Figure content listings

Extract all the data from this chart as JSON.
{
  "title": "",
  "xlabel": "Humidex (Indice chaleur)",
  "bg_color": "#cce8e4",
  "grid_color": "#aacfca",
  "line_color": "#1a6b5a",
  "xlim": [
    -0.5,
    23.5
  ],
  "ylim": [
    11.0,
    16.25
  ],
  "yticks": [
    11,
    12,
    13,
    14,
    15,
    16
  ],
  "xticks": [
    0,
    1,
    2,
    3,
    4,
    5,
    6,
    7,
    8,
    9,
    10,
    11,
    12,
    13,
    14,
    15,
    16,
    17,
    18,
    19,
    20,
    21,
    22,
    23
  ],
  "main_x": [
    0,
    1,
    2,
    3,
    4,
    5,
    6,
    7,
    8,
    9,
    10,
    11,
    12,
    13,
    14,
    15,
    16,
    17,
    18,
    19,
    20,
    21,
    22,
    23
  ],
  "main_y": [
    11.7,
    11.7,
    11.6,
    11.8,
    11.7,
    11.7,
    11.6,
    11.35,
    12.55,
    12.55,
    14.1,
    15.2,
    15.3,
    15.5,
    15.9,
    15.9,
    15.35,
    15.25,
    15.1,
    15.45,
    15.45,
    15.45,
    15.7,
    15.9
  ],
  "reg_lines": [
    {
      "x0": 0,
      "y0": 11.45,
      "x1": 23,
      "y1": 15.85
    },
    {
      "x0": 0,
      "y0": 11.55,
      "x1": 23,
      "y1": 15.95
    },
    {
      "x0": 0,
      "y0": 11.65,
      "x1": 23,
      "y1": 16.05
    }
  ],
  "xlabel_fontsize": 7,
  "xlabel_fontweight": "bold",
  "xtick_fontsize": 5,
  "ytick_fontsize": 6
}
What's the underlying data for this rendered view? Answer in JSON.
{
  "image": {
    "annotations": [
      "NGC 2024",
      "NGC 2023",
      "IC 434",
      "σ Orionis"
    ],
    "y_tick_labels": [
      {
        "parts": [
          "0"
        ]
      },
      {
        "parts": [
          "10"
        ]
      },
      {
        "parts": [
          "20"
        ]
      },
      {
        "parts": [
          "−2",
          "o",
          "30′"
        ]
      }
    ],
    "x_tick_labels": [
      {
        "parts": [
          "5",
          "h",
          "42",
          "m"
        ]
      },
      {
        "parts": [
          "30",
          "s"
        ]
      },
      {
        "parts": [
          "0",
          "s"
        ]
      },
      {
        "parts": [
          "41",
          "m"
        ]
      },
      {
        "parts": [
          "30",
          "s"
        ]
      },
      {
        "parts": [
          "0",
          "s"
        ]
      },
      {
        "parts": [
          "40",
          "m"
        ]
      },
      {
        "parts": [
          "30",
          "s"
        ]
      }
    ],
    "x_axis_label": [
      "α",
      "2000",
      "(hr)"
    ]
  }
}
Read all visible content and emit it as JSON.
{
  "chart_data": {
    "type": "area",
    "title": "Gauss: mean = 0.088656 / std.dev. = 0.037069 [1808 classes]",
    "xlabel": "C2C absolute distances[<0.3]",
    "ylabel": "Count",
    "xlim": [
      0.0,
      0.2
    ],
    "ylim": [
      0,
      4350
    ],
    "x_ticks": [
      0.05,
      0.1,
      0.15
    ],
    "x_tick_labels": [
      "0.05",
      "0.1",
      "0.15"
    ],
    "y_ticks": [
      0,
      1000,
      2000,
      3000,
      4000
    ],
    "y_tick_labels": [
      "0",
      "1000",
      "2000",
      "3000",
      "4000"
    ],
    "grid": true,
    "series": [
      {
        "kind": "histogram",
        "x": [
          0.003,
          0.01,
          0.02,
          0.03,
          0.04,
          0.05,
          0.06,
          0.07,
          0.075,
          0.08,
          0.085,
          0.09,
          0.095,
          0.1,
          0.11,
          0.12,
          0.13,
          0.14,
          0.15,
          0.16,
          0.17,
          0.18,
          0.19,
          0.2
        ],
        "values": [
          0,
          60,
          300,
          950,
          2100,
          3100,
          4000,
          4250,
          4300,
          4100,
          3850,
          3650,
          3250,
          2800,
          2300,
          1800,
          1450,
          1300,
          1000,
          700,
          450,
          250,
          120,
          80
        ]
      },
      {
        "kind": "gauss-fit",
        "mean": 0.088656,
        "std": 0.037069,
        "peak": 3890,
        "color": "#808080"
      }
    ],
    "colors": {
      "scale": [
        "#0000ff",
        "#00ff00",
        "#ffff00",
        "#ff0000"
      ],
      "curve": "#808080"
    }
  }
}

---

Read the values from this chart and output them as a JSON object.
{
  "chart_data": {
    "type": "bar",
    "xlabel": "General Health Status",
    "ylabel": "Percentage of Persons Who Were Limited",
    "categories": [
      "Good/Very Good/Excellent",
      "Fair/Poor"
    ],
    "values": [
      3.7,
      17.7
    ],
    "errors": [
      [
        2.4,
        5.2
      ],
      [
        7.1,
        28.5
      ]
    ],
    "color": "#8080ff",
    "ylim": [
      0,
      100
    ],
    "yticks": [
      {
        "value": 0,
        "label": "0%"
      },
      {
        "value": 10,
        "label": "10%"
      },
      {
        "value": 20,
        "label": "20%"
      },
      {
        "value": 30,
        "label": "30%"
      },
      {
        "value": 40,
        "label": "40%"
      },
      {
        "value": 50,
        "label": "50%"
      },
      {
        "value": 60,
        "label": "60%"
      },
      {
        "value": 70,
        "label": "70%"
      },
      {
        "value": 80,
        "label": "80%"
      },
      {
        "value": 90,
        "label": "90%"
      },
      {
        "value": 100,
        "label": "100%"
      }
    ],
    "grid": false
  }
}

Exercise task
A line counts if it holds the word "JSON". How many lines of the entries count? Give the number only.

Answer in full
4